Look through the records below and give the number of lines holding the string "this", nothing more.
——————
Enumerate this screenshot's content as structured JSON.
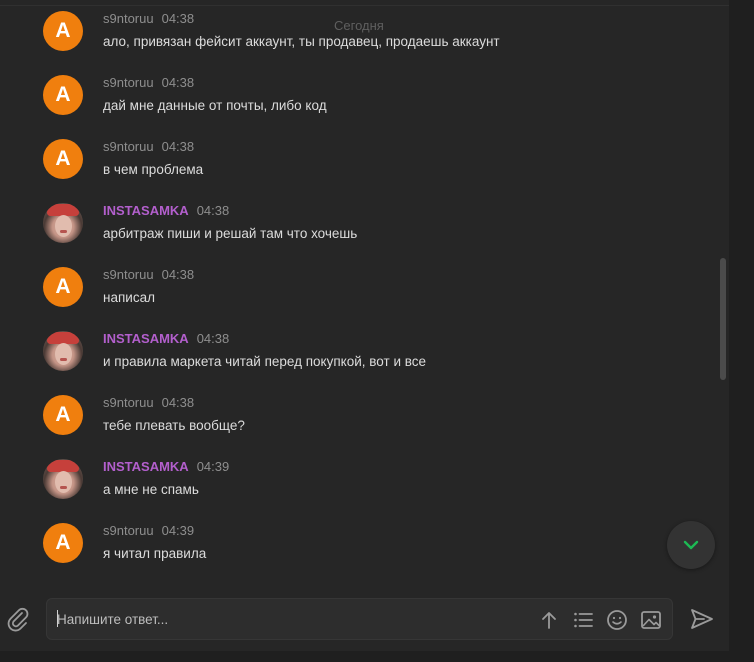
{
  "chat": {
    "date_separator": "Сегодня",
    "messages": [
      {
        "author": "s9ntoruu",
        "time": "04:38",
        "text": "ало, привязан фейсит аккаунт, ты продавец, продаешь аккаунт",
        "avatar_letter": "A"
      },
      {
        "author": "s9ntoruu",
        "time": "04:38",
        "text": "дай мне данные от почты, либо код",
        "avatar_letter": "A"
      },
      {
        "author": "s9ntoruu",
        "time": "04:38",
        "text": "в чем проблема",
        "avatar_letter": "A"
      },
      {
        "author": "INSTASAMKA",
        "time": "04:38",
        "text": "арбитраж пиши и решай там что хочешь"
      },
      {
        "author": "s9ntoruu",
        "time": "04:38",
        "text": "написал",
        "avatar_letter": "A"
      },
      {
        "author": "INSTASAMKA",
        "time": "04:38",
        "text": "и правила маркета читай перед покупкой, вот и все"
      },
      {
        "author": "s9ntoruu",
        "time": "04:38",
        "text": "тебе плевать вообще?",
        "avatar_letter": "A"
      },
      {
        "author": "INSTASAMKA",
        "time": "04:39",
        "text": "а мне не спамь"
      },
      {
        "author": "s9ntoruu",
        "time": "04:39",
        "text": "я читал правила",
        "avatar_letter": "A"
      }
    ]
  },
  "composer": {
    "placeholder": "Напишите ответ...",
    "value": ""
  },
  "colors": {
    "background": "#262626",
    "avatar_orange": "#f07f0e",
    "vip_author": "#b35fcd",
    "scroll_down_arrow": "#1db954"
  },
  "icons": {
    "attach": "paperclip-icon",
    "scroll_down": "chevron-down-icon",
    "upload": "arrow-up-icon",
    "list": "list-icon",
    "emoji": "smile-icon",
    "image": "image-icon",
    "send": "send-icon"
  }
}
——————
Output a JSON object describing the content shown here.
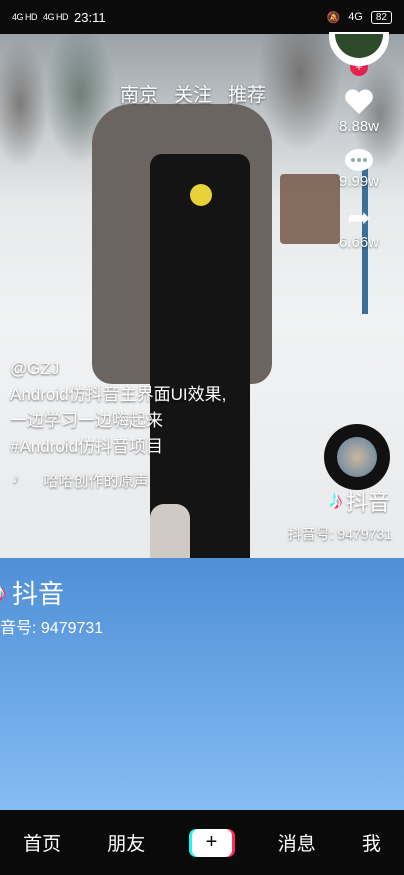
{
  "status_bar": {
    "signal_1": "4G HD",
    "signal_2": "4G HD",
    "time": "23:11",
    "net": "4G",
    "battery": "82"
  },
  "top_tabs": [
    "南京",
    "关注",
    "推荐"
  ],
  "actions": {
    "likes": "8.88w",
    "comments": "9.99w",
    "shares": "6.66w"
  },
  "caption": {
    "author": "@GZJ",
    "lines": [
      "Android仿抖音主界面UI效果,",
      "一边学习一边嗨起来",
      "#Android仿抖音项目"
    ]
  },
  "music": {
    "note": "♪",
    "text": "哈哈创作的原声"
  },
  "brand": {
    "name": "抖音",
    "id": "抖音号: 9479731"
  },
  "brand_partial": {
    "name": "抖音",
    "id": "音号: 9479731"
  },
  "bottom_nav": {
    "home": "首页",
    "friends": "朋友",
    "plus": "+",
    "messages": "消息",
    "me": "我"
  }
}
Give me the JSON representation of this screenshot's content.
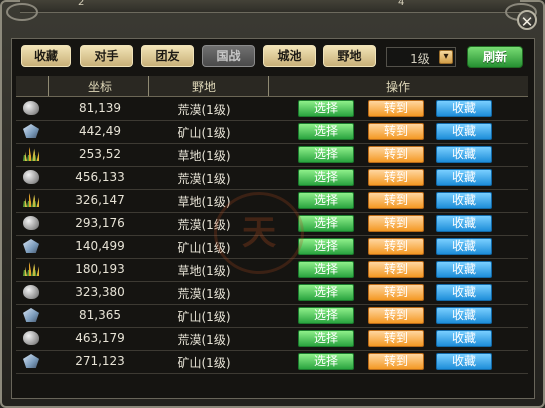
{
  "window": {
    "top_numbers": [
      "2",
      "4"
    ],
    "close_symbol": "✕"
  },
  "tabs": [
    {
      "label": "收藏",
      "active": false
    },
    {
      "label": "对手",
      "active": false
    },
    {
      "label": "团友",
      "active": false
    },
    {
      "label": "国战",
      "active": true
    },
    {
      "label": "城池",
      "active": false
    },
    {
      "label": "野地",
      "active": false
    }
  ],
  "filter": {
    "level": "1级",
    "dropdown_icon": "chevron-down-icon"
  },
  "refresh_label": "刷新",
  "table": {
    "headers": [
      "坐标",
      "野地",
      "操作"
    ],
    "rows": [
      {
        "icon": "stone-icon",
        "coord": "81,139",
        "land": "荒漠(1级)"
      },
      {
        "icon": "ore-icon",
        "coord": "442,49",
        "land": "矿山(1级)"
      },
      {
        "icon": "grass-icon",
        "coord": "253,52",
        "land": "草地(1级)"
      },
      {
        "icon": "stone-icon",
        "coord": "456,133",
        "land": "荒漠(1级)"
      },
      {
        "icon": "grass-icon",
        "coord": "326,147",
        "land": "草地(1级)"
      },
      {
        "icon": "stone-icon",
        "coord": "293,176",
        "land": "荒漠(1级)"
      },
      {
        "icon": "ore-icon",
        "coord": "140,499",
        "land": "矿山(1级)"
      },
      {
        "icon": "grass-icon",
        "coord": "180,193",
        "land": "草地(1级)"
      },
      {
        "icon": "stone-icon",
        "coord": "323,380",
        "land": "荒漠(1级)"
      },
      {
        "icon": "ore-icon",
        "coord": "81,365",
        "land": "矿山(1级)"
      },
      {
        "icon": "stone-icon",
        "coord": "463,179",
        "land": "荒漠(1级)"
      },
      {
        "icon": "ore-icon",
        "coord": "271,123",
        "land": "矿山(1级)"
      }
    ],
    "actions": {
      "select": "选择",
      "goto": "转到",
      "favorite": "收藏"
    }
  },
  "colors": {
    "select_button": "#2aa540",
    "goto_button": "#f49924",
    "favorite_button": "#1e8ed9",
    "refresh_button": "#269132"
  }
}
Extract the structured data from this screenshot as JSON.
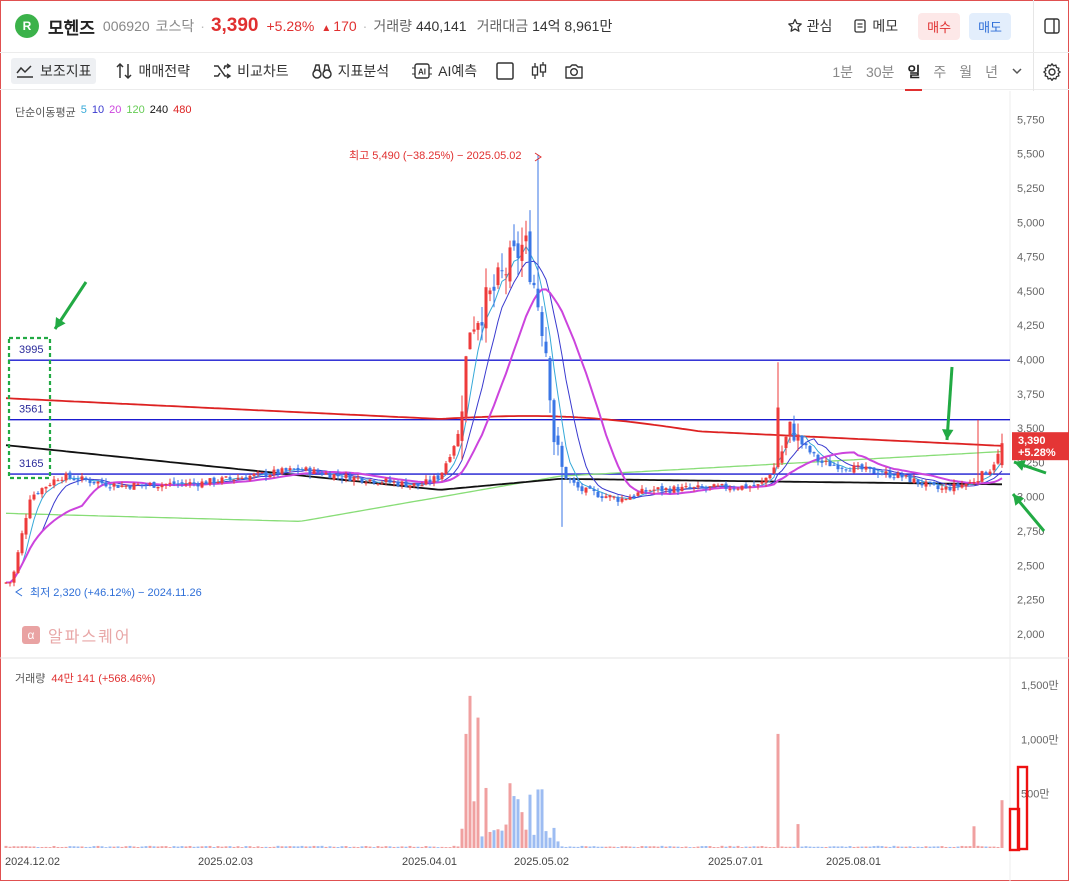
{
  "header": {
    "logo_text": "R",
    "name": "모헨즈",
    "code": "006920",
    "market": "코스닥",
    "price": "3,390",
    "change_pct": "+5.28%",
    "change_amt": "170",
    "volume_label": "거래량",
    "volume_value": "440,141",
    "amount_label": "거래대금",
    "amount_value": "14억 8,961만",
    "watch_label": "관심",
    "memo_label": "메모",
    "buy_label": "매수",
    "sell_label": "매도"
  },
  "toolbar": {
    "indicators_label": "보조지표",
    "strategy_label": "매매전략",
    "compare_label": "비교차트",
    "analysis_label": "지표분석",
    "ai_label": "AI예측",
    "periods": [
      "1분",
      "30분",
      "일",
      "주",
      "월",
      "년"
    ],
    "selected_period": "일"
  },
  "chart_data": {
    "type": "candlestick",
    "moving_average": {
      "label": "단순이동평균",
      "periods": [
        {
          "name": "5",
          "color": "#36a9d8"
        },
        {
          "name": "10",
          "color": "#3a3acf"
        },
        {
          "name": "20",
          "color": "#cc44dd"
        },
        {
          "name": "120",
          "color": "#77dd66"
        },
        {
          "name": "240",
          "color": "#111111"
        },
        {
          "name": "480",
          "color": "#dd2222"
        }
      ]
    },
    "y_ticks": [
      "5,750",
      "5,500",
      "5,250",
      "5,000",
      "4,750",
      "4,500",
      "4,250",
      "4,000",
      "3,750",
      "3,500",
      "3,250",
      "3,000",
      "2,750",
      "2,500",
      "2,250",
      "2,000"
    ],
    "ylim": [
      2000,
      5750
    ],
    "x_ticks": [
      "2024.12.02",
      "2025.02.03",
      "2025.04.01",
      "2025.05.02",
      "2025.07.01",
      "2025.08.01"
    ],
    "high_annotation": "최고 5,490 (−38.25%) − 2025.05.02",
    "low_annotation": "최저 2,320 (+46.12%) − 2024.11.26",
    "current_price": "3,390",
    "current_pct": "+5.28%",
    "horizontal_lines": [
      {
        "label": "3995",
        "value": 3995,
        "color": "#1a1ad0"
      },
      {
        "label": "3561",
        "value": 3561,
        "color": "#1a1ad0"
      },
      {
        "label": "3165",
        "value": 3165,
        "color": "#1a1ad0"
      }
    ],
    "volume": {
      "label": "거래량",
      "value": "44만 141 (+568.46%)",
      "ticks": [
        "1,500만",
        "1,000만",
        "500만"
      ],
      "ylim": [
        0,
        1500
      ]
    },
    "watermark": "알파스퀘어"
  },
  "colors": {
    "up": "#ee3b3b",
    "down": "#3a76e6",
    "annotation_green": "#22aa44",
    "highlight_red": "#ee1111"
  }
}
——————
▶ [Output of the exercise]
3